● Written exercise
Do not carry the pictures over; copy every other part of the entries exactly.

Stored items
↓↓↓

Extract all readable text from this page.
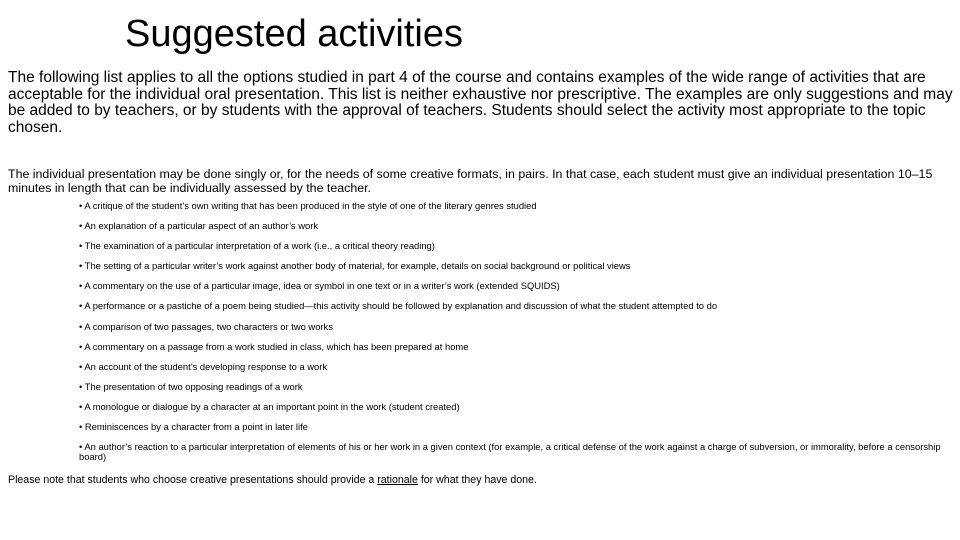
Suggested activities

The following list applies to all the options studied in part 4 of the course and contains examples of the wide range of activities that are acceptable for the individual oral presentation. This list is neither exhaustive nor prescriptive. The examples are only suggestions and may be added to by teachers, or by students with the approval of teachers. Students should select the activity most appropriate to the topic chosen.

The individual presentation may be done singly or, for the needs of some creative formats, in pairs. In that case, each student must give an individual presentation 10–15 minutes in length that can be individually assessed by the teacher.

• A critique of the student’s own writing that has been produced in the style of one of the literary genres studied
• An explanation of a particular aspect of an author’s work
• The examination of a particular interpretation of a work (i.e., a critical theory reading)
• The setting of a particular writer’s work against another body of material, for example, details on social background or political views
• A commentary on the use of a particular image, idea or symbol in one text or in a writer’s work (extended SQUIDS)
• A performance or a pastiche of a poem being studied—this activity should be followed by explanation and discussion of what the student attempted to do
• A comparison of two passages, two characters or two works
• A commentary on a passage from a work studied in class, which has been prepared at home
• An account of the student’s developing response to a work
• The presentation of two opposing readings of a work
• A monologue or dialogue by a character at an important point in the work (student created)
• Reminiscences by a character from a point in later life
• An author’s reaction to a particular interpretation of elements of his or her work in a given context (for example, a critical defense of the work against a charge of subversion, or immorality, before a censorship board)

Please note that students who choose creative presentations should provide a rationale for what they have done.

↑↑↑

● Task result
Extract all readable text from this page.
Suggested activities

The following list applies to all the options studied in part 4 of the course and contains examples of the wide range of activities that are acceptable for the individual oral presentation. This list is neither exhaustive nor prescriptive. The examples are only suggestions and may be added to by teachers, or by students with the approval of teachers. Students should select the activity most appropriate to the topic chosen.

The individual presentation may be done singly or, for the needs of some creative formats, in pairs. In that case, each student must give an individual presentation 10–15 minutes in length that can be individually assessed by the teacher.

• A critique of the student’s own writing that has been produced in the style of one of the literary genres studied
• An explanation of a particular aspect of an author’s work
• The examination of a particular interpretation of a work (i.e., a critical theory reading)
• The setting of a particular writer’s work against another body of material, for example, details on social background or political views
• A commentary on the use of a particular image, idea or symbol in one text or in a writer’s work (extended SQUIDS)
• A performance or a pastiche of a poem being studied—this activity should be followed by explanation and discussion of what the student attempted to do
• A comparison of two passages, two characters or two works
• A commentary on a passage from a work studied in class, which has been prepared at home
• An account of the student’s developing response to a work
• The presentation of two opposing readings of a work
• A monologue or dialogue by a character at an important point in the work (student created)
• Reminiscences by a character from a point in later life
• An author’s reaction to a particular interpretation of elements of his or her work in a given context (for example, a critical defense of the work against a charge of subversion, or immorality, before a censorship board)

Please note that students who choose creative presentations should provide a rationale for what they have done.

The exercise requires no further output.